Should I Into Exalted?

I've played D&D for years, but I want something different for my next campaign, and I've been hearing about Exalted forever. It sounds fun as hell, but also crazy complicated. Should I start looking for an Exalted game, or just stick to what I'm familiar with?

Pic related, I'm contemplating either Dawn or Zenith for a character.

Exalted is okay.

You hear it's crazy complicated, and you hear correct. No matter what edition you play, the rules are much more trouble than they're worth and laid out in a way that makes them especially impenetrable. (My greatest pet peeve with the layout is how the description of every charm begins with one to three sentences of meaningless fluff amounting to "the Lawgivers are good at ability X" before telling you what the charm actually does.) Trap options are more plentiful than in any D&D game. All in all, Exalted takes a very fun-sounding premise (Dragonball Z in a wuxia setting where everyone is world-shatteringly powerful at character creation) and miraculously makes it un-fun.

Honestly, if the setting and premise appeal to you, then run it in some kind of generic system.

Hmm... how hard would it be, mechanically, to adapt to d20?

That wouldn't be as good of a choice compared to Savage Worlds or FATE of GURPS or even Mutants & Masterminds, but it would kind of work. Just play D&D, start everyone at level 10-15, and change the appearance and names of most things. Have PCs and other Exalts be the only characters for whom some of the weirder rules of D&D apply (fully healing all wounds in one night, having so much HP that a normal armed man cannot seriously hurt you in one hit.)

d20 is what I'm most familiar with, but I'd be up to try other systems. I had a hell of a game back in high school with a homebrew system our DM made up, f'rinstance.

Which system would fit best?

Exalted's fluff is only meaningless if you are clueless about the setting. Lots of it (in the better written charms) gives use edge-cases and examples and hints about off-kilter interpretations of the following crunch text.

Borgstromancy is real, and ripping it away in 3E literally ripped away half of what made Exalted Exalted.

• [Records provided]
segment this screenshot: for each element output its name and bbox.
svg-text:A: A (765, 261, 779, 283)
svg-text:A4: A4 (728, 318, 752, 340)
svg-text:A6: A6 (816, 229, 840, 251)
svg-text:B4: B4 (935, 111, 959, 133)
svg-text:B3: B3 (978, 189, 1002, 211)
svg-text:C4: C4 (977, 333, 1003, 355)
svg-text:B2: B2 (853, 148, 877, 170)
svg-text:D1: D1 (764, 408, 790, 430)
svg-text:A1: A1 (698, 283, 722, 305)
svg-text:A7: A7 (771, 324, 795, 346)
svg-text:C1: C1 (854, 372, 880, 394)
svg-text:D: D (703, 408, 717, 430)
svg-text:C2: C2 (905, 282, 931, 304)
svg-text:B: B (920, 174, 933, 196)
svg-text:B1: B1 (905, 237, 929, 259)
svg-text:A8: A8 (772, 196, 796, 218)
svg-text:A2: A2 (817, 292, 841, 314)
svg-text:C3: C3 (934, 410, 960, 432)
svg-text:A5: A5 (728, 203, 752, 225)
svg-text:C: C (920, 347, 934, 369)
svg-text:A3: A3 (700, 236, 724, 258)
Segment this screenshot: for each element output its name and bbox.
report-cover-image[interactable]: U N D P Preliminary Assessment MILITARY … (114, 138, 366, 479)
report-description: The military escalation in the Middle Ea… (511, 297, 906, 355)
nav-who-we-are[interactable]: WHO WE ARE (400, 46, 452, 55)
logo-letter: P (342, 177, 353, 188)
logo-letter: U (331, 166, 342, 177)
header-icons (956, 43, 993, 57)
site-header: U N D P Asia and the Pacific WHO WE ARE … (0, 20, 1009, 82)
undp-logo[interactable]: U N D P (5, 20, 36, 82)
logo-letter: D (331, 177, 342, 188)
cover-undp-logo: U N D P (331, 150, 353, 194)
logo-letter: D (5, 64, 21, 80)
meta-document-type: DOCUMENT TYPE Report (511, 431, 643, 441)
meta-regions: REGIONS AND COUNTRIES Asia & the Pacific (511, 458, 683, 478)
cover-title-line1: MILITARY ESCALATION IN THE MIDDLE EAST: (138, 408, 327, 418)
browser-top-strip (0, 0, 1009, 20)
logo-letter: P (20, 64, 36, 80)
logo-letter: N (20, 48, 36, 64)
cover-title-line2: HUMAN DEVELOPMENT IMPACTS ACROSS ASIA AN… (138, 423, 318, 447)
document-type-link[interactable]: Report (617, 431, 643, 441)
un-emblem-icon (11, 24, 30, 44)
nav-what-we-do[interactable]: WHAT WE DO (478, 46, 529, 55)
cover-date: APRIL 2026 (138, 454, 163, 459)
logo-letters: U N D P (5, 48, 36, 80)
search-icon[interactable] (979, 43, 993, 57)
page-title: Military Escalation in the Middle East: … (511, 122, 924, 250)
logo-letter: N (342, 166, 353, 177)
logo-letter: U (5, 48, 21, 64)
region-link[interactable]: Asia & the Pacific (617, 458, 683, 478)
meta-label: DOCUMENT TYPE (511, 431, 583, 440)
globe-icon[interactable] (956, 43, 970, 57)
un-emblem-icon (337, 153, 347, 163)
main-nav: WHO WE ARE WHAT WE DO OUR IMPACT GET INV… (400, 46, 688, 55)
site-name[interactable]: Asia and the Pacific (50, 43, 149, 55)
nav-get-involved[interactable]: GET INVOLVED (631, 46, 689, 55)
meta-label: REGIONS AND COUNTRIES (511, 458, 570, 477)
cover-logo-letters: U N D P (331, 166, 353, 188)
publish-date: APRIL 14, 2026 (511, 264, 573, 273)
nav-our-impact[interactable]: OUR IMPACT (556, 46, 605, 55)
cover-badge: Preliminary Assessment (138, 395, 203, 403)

• [Stated exercise 1]
Retype the passage of the forum thread about Exalted from "That wouldn't be" to "would fit best?", word for word.
• [Stated exercise 2]
Echo the records verbatim from their first line through the line with "svg-text:C1: C1 (854, 372, 880, 394)", including both of those lines.

• [Exercise output 1]
That wouldn't be as good of a choice compared to Savage Worlds or FATE of GURPS or even Mutants & Masterminds, but it would kind of work. Just play D&D, start everyone at level 10-15, and change the appearance and names of most things. Have PCs and other Exalts be the only characters for whom some of the weirder rules of D&D apply (fully healing all wounds in one night, having so much HP that a normal armed man cannot seriously hurt you in one hit.)

d20 is what I'm most familiar with, but I'd be up to try other systems. I had a hell of a game back in high school with a homebrew system our DM made up, f'rinstance.

Which system would fit best?

• [Exercise output 2]
segment this screenshot: for each element output its name and bbox.
svg-text:A: A (765, 261, 779, 283)
svg-text:A4: A4 (728, 318, 752, 340)
svg-text:A6: A6 (816, 229, 840, 251)
svg-text:B4: B4 (935, 111, 959, 133)
svg-text:B3: B3 (978, 189, 1002, 211)
svg-text:C4: C4 (977, 333, 1003, 355)
svg-text:B2: B2 (853, 148, 877, 170)
svg-text:D1: D1 (764, 408, 790, 430)
svg-text:A1: A1 (698, 283, 722, 305)
svg-text:A7: A7 (771, 324, 795, 346)
svg-text:C1: C1 (854, 372, 880, 394)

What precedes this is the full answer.